▸ Exercise brief
Each line of the listing must be transcribed exactly, except for the images, which should be excluded.
--- begin Data to use ---
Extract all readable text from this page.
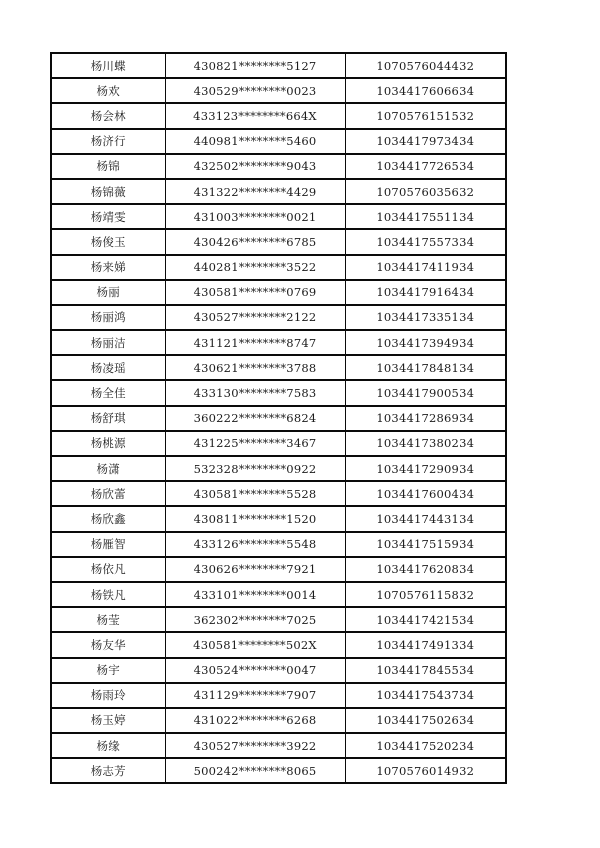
杨川蝶	430821********5127	1070576044432
杨欢	430529********0023	1034417606634
杨会林	433123********664X	1070576151532
杨济行	440981********5460	1034417973434
杨锦	432502********9043	1034417726534
杨锦薇	431322********4429	1070576035632
杨靖雯	431003********0021	1034417551134
杨俊玉	430426********6785	1034417557334
杨来娣	440281********3522	1034417411934
杨丽	430581********0769	1034417916434
杨丽鸿	430527********2122	1034417335134
杨丽洁	431121********8747	1034417394934
杨凌瑶	430621********3788	1034417848134
杨全佳	433130********7583	1034417900534
杨舒琪	360222********6824	1034417286934
杨桃源	431225********3467	1034417380234
杨潇	532328********0922	1034417290934
杨欣蕾	430581********5528	1034417600434
杨欣鑫	430811********1520	1034417443134
杨雁智	433126********5548	1034417515934
杨依凡	430626********7921	1034417620834
杨铁凡	433101********0014	1070576115832
杨莹	362302********7025	1034417421534
杨友华	430581********502X	1034417491334
杨宇	430524********0047	1034417845534
杨雨玲	431129********7907	1034417543734
杨玉婷	431022********6268	1034417502634
杨缘	430527********3922	1034417520234
杨志芳	500242********8065	1070576014932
--- end Data to use ---
▸ Full output
Extract all readable text from this page.
杨川蝶	430821********5127	1070576044432
杨欢	430529********0023	1034417606634
杨会林	433123********664X	1070576151532
杨济行	440981********5460	1034417973434
杨锦	432502********9043	1034417726534
杨锦薇	431322********4429	1070576035632
杨靖雯	431003********0021	1034417551134
杨俊玉	430426********6785	1034417557334
杨来娣	440281********3522	1034417411934
杨丽	430581********0769	1034417916434
杨丽鸿	430527********2122	1034417335134
杨丽洁	431121********8747	1034417394934
杨凌瑶	430621********3788	1034417848134
杨全佳	433130********7583	1034417900534
杨舒琪	360222********6824	1034417286934
杨桃源	431225********3467	1034417380234
杨潇	532328********0922	1034417290934
杨欣蕾	430581********5528	1034417600434
杨欣鑫	430811********1520	1034417443134
杨雁智	433126********5548	1034417515934
杨依凡	430626********7921	1034417620834
杨铁凡	433101********0014	1070576115832
杨莹	362302********7025	1034417421534
杨友华	430581********502X	1034417491334
杨宇	430524********0047	1034417845534
杨雨玲	431129********7907	1034417543734
杨玉婷	431022********6268	1034417502634
杨缘	430527********3922	1034417520234
杨志芳	500242********8065	1070576014932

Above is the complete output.